(SUPPLIED ENTRIES):

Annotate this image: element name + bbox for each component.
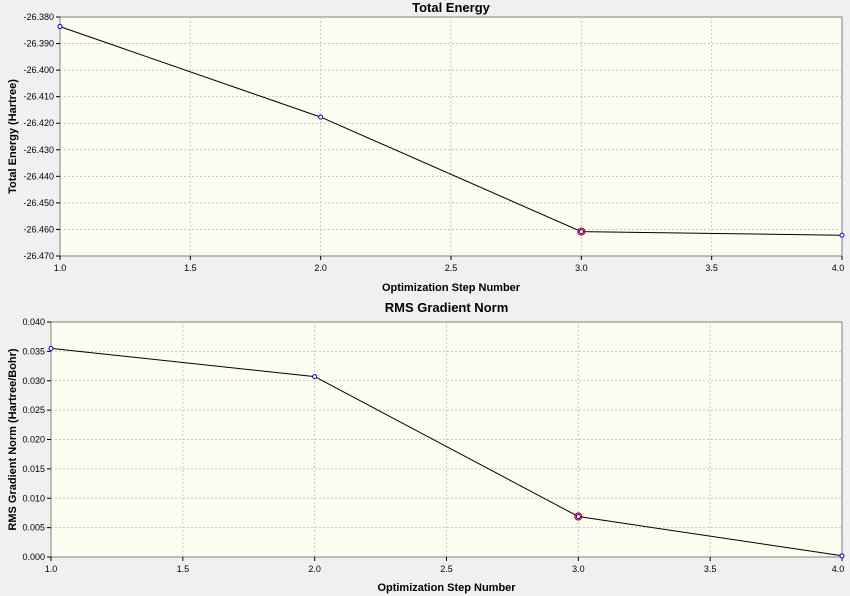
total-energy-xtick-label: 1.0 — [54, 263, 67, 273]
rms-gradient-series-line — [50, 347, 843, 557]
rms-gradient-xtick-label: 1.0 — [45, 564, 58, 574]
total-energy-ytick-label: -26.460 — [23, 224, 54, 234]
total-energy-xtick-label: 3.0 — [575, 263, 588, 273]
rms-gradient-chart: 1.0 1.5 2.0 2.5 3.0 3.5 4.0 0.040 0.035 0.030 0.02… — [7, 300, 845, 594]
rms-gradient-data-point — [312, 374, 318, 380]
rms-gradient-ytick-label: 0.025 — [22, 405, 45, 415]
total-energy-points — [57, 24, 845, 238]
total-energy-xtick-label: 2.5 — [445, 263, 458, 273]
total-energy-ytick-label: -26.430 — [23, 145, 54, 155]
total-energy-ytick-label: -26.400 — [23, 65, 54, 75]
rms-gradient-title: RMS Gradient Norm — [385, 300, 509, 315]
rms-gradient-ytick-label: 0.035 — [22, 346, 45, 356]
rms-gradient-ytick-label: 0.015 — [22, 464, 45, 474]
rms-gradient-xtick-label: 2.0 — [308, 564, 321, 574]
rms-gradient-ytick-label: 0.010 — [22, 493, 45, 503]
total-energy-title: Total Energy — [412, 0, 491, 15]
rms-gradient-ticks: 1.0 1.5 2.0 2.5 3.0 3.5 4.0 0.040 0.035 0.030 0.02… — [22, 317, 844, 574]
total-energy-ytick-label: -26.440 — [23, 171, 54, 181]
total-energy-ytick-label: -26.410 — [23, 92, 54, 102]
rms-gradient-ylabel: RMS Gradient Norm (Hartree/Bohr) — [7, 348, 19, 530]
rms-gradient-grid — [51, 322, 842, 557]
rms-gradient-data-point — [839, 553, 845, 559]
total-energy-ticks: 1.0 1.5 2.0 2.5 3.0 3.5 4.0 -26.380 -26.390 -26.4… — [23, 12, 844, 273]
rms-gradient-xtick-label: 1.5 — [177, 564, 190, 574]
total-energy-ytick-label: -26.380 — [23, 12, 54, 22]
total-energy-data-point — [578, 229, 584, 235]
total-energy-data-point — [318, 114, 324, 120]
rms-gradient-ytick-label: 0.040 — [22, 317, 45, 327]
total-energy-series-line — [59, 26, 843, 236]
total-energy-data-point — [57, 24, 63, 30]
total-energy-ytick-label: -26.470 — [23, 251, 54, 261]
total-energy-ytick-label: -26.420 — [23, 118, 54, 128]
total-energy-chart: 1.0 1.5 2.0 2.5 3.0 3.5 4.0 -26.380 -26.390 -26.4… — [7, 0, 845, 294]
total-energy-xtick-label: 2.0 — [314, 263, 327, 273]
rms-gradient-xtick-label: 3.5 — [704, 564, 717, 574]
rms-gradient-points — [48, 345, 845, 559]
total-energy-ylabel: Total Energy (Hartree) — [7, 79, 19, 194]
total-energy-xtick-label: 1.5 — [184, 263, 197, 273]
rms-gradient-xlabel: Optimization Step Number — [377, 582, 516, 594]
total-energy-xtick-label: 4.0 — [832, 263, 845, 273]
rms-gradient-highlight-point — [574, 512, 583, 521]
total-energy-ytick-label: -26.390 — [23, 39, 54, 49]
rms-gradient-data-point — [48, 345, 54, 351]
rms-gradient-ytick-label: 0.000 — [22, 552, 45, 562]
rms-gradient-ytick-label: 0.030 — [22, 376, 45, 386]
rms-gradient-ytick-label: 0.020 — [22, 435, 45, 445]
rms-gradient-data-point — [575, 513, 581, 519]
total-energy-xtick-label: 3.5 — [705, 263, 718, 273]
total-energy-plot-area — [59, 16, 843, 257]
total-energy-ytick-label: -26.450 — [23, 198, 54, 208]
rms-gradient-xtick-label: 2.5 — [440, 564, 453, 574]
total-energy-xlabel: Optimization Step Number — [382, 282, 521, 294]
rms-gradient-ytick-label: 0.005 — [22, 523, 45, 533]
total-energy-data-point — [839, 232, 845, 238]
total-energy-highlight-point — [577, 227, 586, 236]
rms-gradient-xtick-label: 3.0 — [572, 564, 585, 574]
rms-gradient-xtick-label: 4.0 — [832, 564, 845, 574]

(EXERCISE DIRECTIONS): Rewrite the items from the line with "total-energy-xtick-label: 1.0 —" up to and including the line with "rms-gradient-xlabel: Optimization Step", changing every "data-point" to "marker" and leaving all else as it is. Give only those lines.

(RESPONSE TO THIS TASK):
total-energy-xtick-label: 1.0 — [54, 263, 67, 273]
rms-gradient-series-line — [50, 347, 843, 557]
rms-gradient-xtick-label: 1.0 — [45, 564, 58, 574]
total-energy-ytick-label: -26.460 — [23, 224, 54, 234]
total-energy-xtick-label: 3.0 — [575, 263, 588, 273]
rms-gradient-chart: 1.0 1.5 2.0 2.5 3.0 3.5 4.0 0.040 0.035 0.030 0.02… — [7, 300, 845, 594]
rms-gradient-marker — [312, 374, 318, 380]
rms-gradient-ytick-label: 0.025 — [22, 405, 45, 415]
total-energy-points — [57, 24, 845, 238]
total-energy-xtick-label: 2.5 — [445, 263, 458, 273]
total-energy-ytick-label: -26.430 — [23, 145, 54, 155]
total-energy-ytick-label: -26.400 — [23, 65, 54, 75]
rms-gradient-title: RMS Gradient Norm — [385, 300, 509, 315]
rms-gradient-ytick-label: 0.035 — [22, 346, 45, 356]
rms-gradient-ytick-label: 0.015 — [22, 464, 45, 474]
rms-gradient-xtick-label: 2.0 — [308, 564, 321, 574]
rms-gradient-ytick-label: 0.010 — [22, 493, 45, 503]
total-energy-title: Total Energy — [412, 0, 491, 15]
rms-gradient-ticks: 1.0 1.5 2.0 2.5 3.0 3.5 4.0 0.040 0.035 0.030 0.02… — [22, 317, 844, 574]
total-energy-ytick-label: -26.440 — [23, 171, 54, 181]
total-energy-ytick-label: -26.410 — [23, 92, 54, 102]
rms-gradient-ylabel: RMS Gradient Norm (Hartree/Bohr) — [7, 348, 19, 530]
rms-gradient-grid — [51, 322, 842, 557]
rms-gradient-marker — [839, 553, 845, 559]
total-energy-ticks: 1.0 1.5 2.0 2.5 3.0 3.5 4.0 -26.380 -26.390 -26.4… — [23, 12, 844, 273]
rms-gradient-xtick-label: 1.5 — [177, 564, 190, 574]
total-energy-ytick-label: -26.380 — [23, 12, 54, 22]
total-energy-marker — [578, 229, 584, 235]
total-energy-marker — [318, 114, 324, 120]
rms-gradient-ytick-label: 0.040 — [22, 317, 45, 327]
total-energy-series-line — [59, 26, 843, 236]
total-energy-marker — [57, 24, 63, 30]
total-energy-ytick-label: -26.470 — [23, 251, 54, 261]
total-energy-ytick-label: -26.420 — [23, 118, 54, 128]
total-energy-chart: 1.0 1.5 2.0 2.5 3.0 3.5 4.0 -26.380 -26.390 -26.4… — [7, 0, 845, 294]
total-energy-xtick-label: 2.0 — [314, 263, 327, 273]
rms-gradient-xtick-label: 3.5 — [704, 564, 717, 574]
rms-gradient-points — [48, 345, 845, 559]
total-energy-ylabel: Total Energy (Hartree) — [7, 79, 19, 194]
total-energy-xtick-label: 1.5 — [184, 263, 197, 273]
rms-gradient-xlabel: Optimization Step Number — [377, 582, 516, 594]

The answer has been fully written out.